**The problem**
Records follow. Pull out every line that contains "JSON".

**Supplied material**
★ ★ ★
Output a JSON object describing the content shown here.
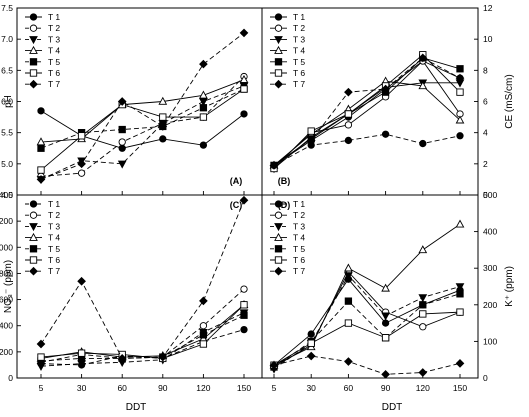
{
  "figure": {
    "xlabel_left": "DDT",
    "xlabel_right": "DDT"
  },
  "chart_data": [
    {
      "panel_label": "(A)",
      "type": "line",
      "ylabel": "pH",
      "y_axis_side": "left",
      "xlim": [
        5,
        150
      ],
      "ylim": [
        4.5,
        7.5
      ],
      "yticks": [
        "4.5",
        "5.0",
        "5.5",
        "6.0",
        "6.5",
        "7.0",
        "7.5"
      ],
      "x": [
        5,
        30,
        60,
        90,
        120,
        150
      ],
      "xticks": [],
      "legend_position": "top-left",
      "series": [
        {
          "name": "T 1",
          "marker": "circle-filled",
          "dash": "solid",
          "values": [
            5.85,
            5.45,
            5.25,
            5.4,
            5.3,
            5.8
          ]
        },
        {
          "name": "T 2",
          "marker": "circle-open",
          "dash": "dash",
          "values": [
            4.8,
            4.85,
            5.35,
            5.65,
            5.75,
            6.4
          ]
        },
        {
          "name": "T 3",
          "marker": "triangle-down-filled",
          "dash": "dash",
          "values": [
            4.75,
            5.05,
            5.0,
            5.65,
            6.0,
            6.25
          ]
        },
        {
          "name": "T 4",
          "marker": "triangle-up-open",
          "dash": "solid",
          "values": [
            5.35,
            5.4,
            5.95,
            6.0,
            6.1,
            6.35
          ]
        },
        {
          "name": "T 5",
          "marker": "square-filled",
          "dash": "dash",
          "values": [
            5.25,
            5.5,
            5.55,
            5.6,
            5.9,
            6.2
          ]
        },
        {
          "name": "T 6",
          "marker": "square-open",
          "dash": "solid",
          "values": [
            4.9,
            5.45,
            5.95,
            5.75,
            5.75,
            6.2
          ]
        },
        {
          "name": "T 7",
          "marker": "diamond-filled",
          "dash": "dash",
          "values": [
            4.75,
            5.0,
            6.0,
            5.6,
            6.6,
            7.1
          ]
        }
      ]
    },
    {
      "panel_label": "(B)",
      "type": "line",
      "ylabel": "CE (mS/cm)",
      "y_axis_side": "right",
      "xlim": [
        5,
        150
      ],
      "ylim": [
        0,
        12
      ],
      "yticks": [
        "0",
        "2",
        "4",
        "6",
        "8",
        "10",
        "12"
      ],
      "x": [
        5,
        30,
        60,
        90,
        120,
        150
      ],
      "xticks": [],
      "legend_position": "top-left",
      "series": [
        {
          "name": "T 1",
          "marker": "circle-filled",
          "dash": "solid",
          "values": [
            1.9,
            3.5,
            5.0,
            6.8,
            8.6,
            7.5
          ]
        },
        {
          "name": "T 2",
          "marker": "circle-open",
          "dash": "solid",
          "values": [
            1.8,
            4.0,
            4.5,
            6.3,
            8.6,
            5.2
          ]
        },
        {
          "name": "T 3",
          "marker": "triangle-down-filled",
          "dash": "solid",
          "values": [
            1.7,
            3.7,
            5.2,
            6.9,
            7.2,
            7.2
          ]
        },
        {
          "name": "T 4",
          "marker": "triangle-up-open",
          "dash": "solid",
          "values": [
            1.9,
            3.9,
            5.5,
            7.3,
            7.0,
            4.8
          ]
        },
        {
          "name": "T 5",
          "marker": "square-filled",
          "dash": "solid",
          "values": [
            1.9,
            3.6,
            5.2,
            6.6,
            8.8,
            8.1
          ]
        },
        {
          "name": "T 6",
          "marker": "square-open",
          "dash": "solid",
          "values": [
            1.7,
            4.1,
            5.2,
            7.0,
            9.0,
            6.6
          ]
        },
        {
          "name": "T 7",
          "marker": "diamond-filled",
          "dash": "dash",
          "values": [
            1.9,
            3.5,
            6.6,
            6.8,
            8.8,
            7.5
          ]
        },
        {
          "name": "",
          "marker": "circle-filled",
          "dash": "dash",
          "values": [
            1.9,
            3.2,
            3.5,
            3.9,
            3.3,
            3.8
          ]
        }
      ]
    },
    {
      "panel_label": "(C)",
      "type": "line",
      "ylabel": "NO₃⁻ (ppm)",
      "y_axis_side": "left",
      "xlim": [
        5,
        150
      ],
      "ylim": [
        0,
        1400
      ],
      "yticks": [
        "0",
        "200",
        "400",
        "600",
        "800",
        "1000",
        "1200",
        "1400"
      ],
      "x": [
        5,
        30,
        60,
        90,
        120,
        150
      ],
      "xticks": [
        "5",
        "30",
        "60",
        "90",
        "120",
        "150"
      ],
      "legend_position": "top-left",
      "series": [
        {
          "name": "T 1",
          "marker": "circle-filled",
          "dash": "dash",
          "values": [
            110,
            100,
            170,
            150,
            280,
            370
          ]
        },
        {
          "name": "T 2",
          "marker": "circle-open",
          "dash": "dash",
          "values": [
            120,
            180,
            150,
            160,
            400,
            680
          ]
        },
        {
          "name": "T 3",
          "marker": "triangle-down-filled",
          "dash": "dash",
          "values": [
            90,
            110,
            120,
            140,
            350,
            500
          ]
        },
        {
          "name": "T 4",
          "marker": "triangle-up-open",
          "dash": "solid",
          "values": [
            150,
            200,
            160,
            170,
            300,
            560
          ]
        },
        {
          "name": "T 5",
          "marker": "square-filled",
          "dash": "dash",
          "values": [
            130,
            150,
            150,
            160,
            330,
            480
          ]
        },
        {
          "name": "T 6",
          "marker": "square-open",
          "dash": "solid",
          "values": [
            160,
            190,
            180,
            150,
            260,
            560
          ]
        },
        {
          "name": "T 7",
          "marker": "diamond-filled",
          "dash": "dash",
          "values": [
            260,
            740,
            150,
            160,
            590,
            1360
          ]
        }
      ]
    },
    {
      "panel_label": "(D)",
      "type": "line",
      "ylabel": "K⁺ (ppm)",
      "y_axis_side": "right",
      "xlim": [
        5,
        150
      ],
      "ylim": [
        0,
        500
      ],
      "yticks": [
        "0",
        "100",
        "200",
        "300",
        "400",
        "500"
      ],
      "x": [
        5,
        30,
        60,
        90,
        120,
        150
      ],
      "xticks": [
        "5",
        "30",
        "60",
        "90",
        "120",
        "150"
      ],
      "legend_position": "top-left",
      "series": [
        {
          "name": "T 1",
          "marker": "circle-filled",
          "dash": "solid",
          "values": [
            35,
            120,
            270,
            150,
            200,
            240
          ]
        },
        {
          "name": "T 2",
          "marker": "circle-open",
          "dash": "solid",
          "values": [
            30,
            90,
            290,
            180,
            140,
            180
          ]
        },
        {
          "name": "T 3",
          "marker": "triangle-down-filled",
          "dash": "dash",
          "values": [
            25,
            95,
            280,
            170,
            220,
            250
          ]
        },
        {
          "name": "T 4",
          "marker": "triangle-up-open",
          "dash": "solid",
          "values": [
            35,
            85,
            300,
            245,
            350,
            420
          ]
        },
        {
          "name": "T 5",
          "marker": "square-filled",
          "dash": "dash",
          "values": [
            30,
            100,
            210,
            110,
            200,
            230
          ]
        },
        {
          "name": "T 6",
          "marker": "square-open",
          "dash": "solid",
          "values": [
            35,
            95,
            150,
            110,
            175,
            180
          ]
        },
        {
          "name": "T 7",
          "marker": "diamond-filled",
          "dash": "dash",
          "values": [
            35,
            60,
            45,
            10,
            15,
            40
          ]
        }
      ]
    }
  ]
}
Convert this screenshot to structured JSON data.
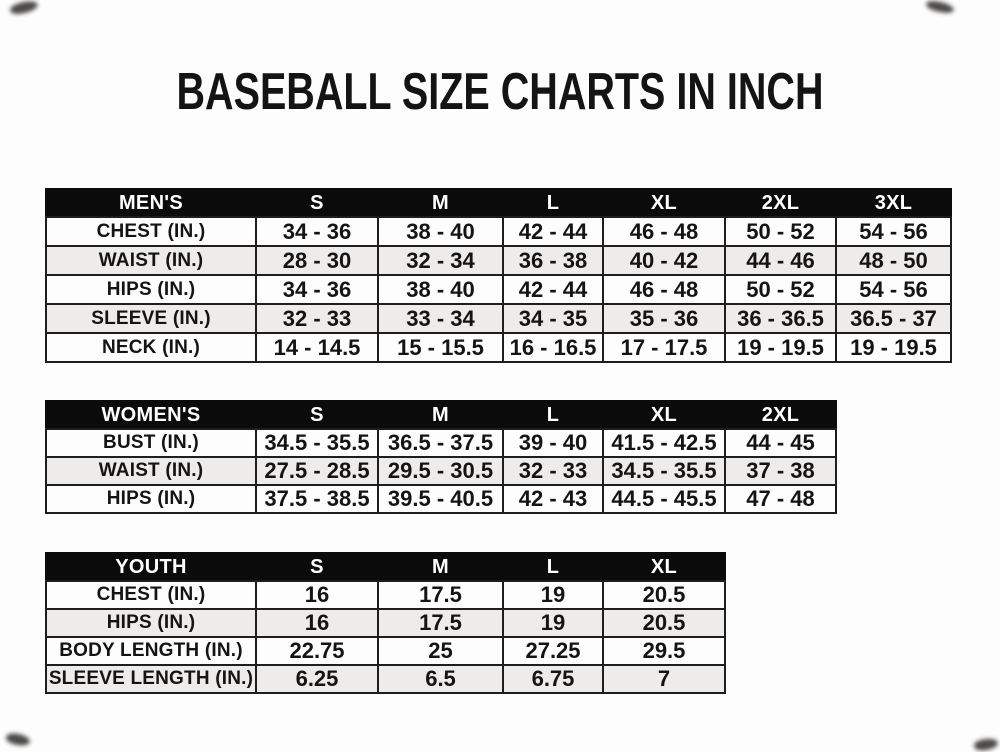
★ ★ ★
**Response to this task**
Output a JSON object describing the content shown here.
Convert this screenshot to structured JSON data.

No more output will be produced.